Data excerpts
-=-=-=-=-

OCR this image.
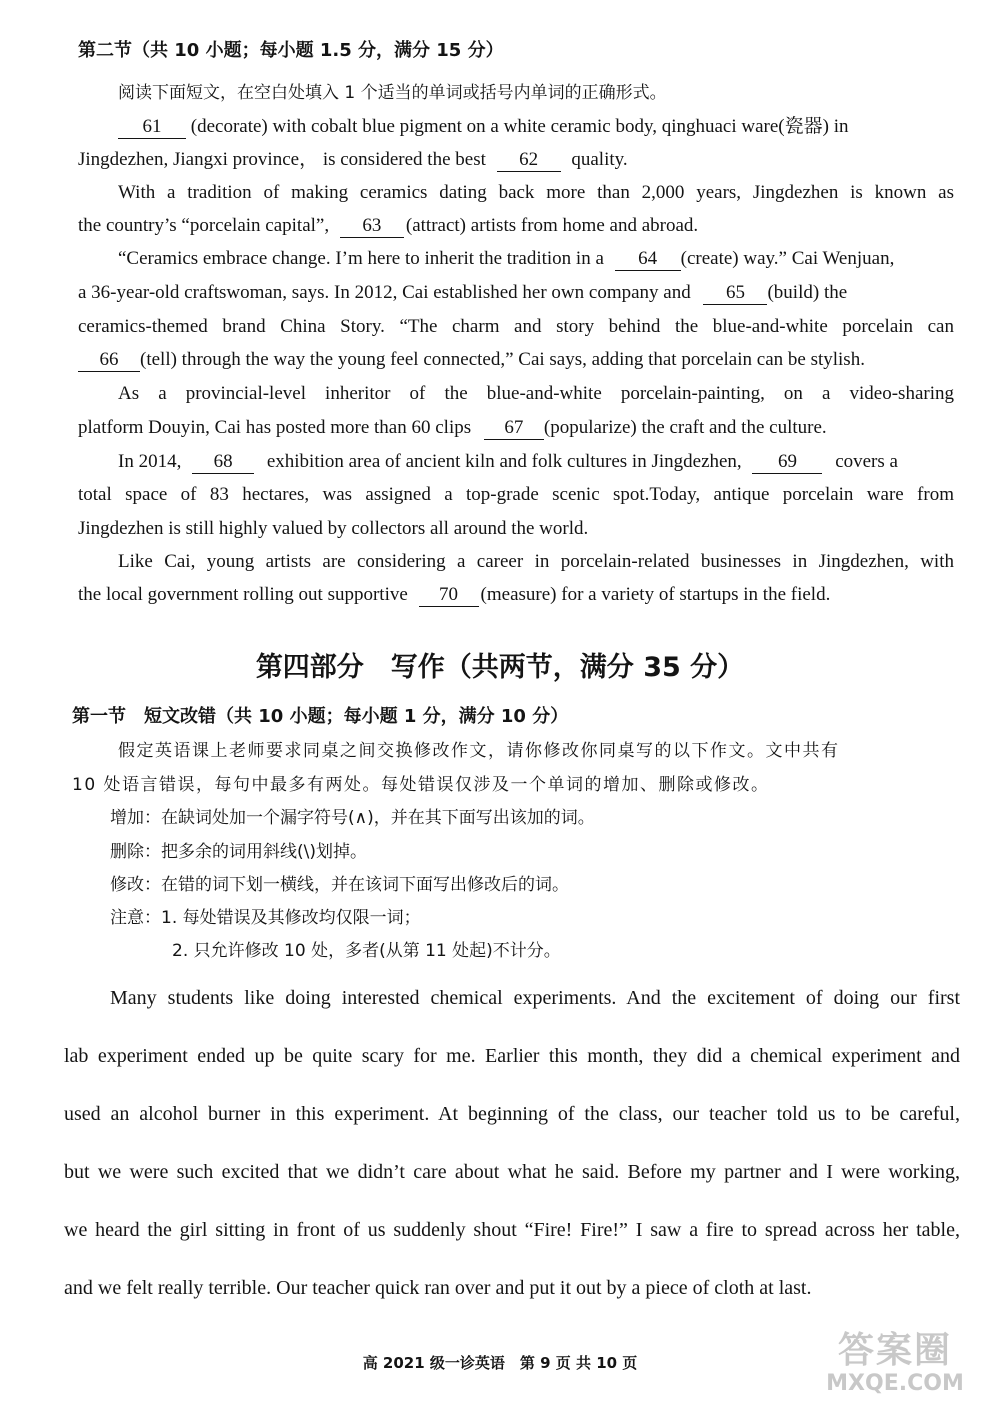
第二节（共 10 小题；每小题 1.5 分，满分 15 分）
阅读下面短文，在空白处填入 1 个适当的单词或括号内单词的正确形式。
61 (decorate) with cobalt blue pigment on a white ceramic body, qinghuaci ware(瓷器) in
Jingdezhen, Jiangxi province， is considered the best 62 quality.
With a tradition of making ceramics dating back more than 2,000 years, Jingdezhen is known as
the country’s “porcelain capital”, 63 (attract) artists from home and abroad.
“Ceramics embrace change. I’m here to inherit the tradition in a 64 (create) way.” Cai Wenjuan,
a 36-year-old craftswoman, says. In 2012, Cai established her own company and 65 (build) the
ceramics-themed brand China Story. “The charm and story behind the blue-and-white porcelain can
66 (tell) through the way the young feel connected,” Cai says, adding that porcelain can be stylish.
As a provincial-level inheritor of the blue-and-white porcelain-painting, on a video-sharing
platform Douyin, Cai has posted more than 60 clips 67 (popularize) the craft and the culture.
In 2014, 68 exhibition area of ancient kiln and folk cultures in Jingdezhen, 69 covers a
total space of 83 hectares, was assigned a top-grade scenic spot.Today, antique porcelain ware from
Jingdezhen is still highly valued by collectors all around the world.
Like Cai, young artists are considering a career in porcelain-related businesses in Jingdezhen, with
the local government rolling out supportive 70 (measure) for a variety of startups in the field.
第四部分　写作（共两节，满分 35 分）
第一节　短文改错（共 10 小题；每小题 1 分，满分 10 分）
假定英语课上老师要求同桌之间交换修改作文，请你修改你同桌写的以下作文。文中共有
10 处语言错误，每句中最多有两处。每处错误仅涉及一个单词的增加、删除或修改。
增加：在缺词处加一个漏字符号(∧)，并在其下面写出该加的词。
删除：把多余的词用斜线(\)划掉。
修改：在错的词下划一横线，并在该词下面写出修改后的词。
注意：1. 每处错误及其修改均仅限一词；
2. 只允许修改 10 处，多者(从第 11 处起)不计分。
Many students like doing interested chemical experiments. And the excitement of doing our first
lab experiment ended up be quite scary for me. Earlier this month, they did a chemical experiment and
used an alcohol burner in this experiment. At beginning of the class, our teacher told us to be careful,
but we were such excited that we didn’t care about what he said. Before my partner and I were working,
we heard the girl sitting in front of us suddenly shout “Fire! Fire!” I saw a fire to spread across her table,
and we felt really terrible. Our teacher quick ran over and put it out by a piece of cloth at last.
高 2021 级一诊英语　第 9 页 共 10 页	答案圈
MXQE.COM
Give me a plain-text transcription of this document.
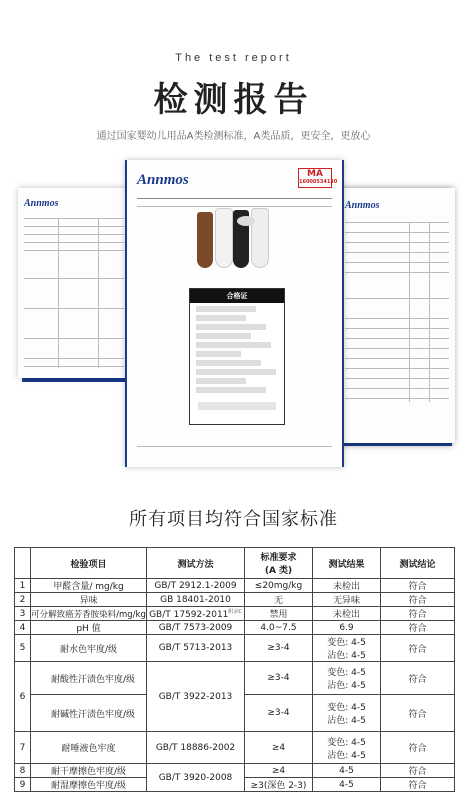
The test report
检测报告
通过国家婴幼儿用品A类检测标准，A类品质，更安全，更放心
Annmos	Annmos
Annmos	MA
16000534130
合格证
所有项目均符合国家标准
	检验项目	测试方法	标准要求
(A 类)	测试结果	测试结论
1	甲醛含量/ mg/kg	GB/T 2912.1-2009	≤20mg/kg	未检出	符合
2	异味	GB 18401-2010	无	无异味	符合
3	可分解致癌芳香胺染料/mg/kg	GB/T $17592-2011^{附录C}$	禁用	未检出	符合
4	pH 值	GB/T 7573-2009	4.0~7.5	6.9	符合
5	耐水色牢度/级	GB/T 5713-2013	≥3-4	变色: 4-5
沾色: 4-5	符合
6	耐酸性汗渍色牢度/级	GB/T 3922-2013	≥3-4	变色: 4-5
沾色: 4-5	符合
	耐碱性汗渍色牢度/级		≥3-4	变色: 4-5
沾色: 4-5	符合
7	耐唾液色牢度	GB/T 18886-2002	≥4	变色: 4-5
沾色: 4-5	符合
8	耐干摩擦色牢度/级	GB/T 3920-2008	≥4	4-5	符合
9	耐湿摩擦色牢度/级		≥3(深色 2-3)	4-5	符合
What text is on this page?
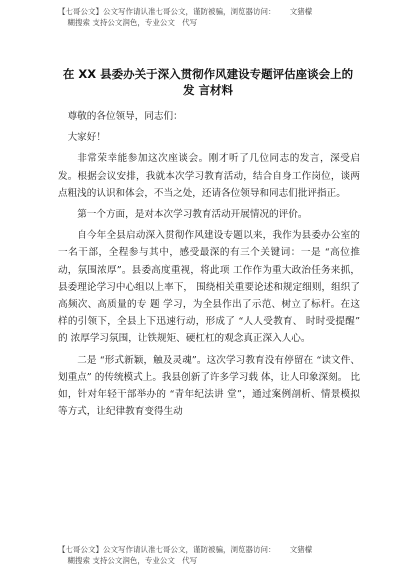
【七哥公文】公文写作请认准七哥公文，谨防被骗，浏览器访问：      文猪檬
糊搜索 支持公文润色，专业公文   代写
在 XX 县委办关于深入贯彻作风建设专题评估座谈会上的
发 言材料

尊敬的各位领导，同志们：

大家好！

非常荣幸能参加这次座谈会。刚才听了几位同志的发言，深受启发。根据会议安排，我就本次学习教育活动，结合自身工作岗位，谈两点粗浅的认识和体会，不当之处，还请各位领导和同志们批评指正。

第一个方面，是对本次学习教育活动开展情况的评价。

自今年全县启动深入贯彻作风建设专题以来，我作为县委办公室的一名干部，全程参与其中，感受最深的有三个关键词：一是 “高位推动，氛围浓厚”。县委高度重视，将此项 工作作为重大政治任务来抓，县委理论学习中心组以上率下， 围绕相关重要论述和规定细则，组织了高频次、高质量的专 题 学习，为全县作出了示范、树立了标杆。在这样的引领下，全县上下迅速行动，形成了 “人人受教育、 时时受提醒” 的 浓厚学习氛围，让铁规矩、硬杠杠的观念真正深入人心。

二是 “形式新颖，触及灵魂”。这次学习教育没有停留在 “读文件、划重点” 的传统模式上。我县创新了许多学习载 体，让人印象深刻。 比如，针对年轻干部举办的 “青年纪法讲 堂”，通过案例剖析、情景模拟等方式，让纪律教育变得生动

【七哥公文】公文写作请认准七哥公文，谨防被骗，浏览器访问：      文猪檬
糊搜索 支持公文润色，专业公文   代写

-=-=-=-=-

» YOUR OBJECTIVE: Write out each line of the data that holds the string "teacher".

» RESPONSE TO THIS EXERCISE:
used an alcohol burner in this experiment. At beginning of the class, our teacher told us to be careful,
and we felt really terrible. Our teacher quick ran over and put it out by a piece of cloth at last.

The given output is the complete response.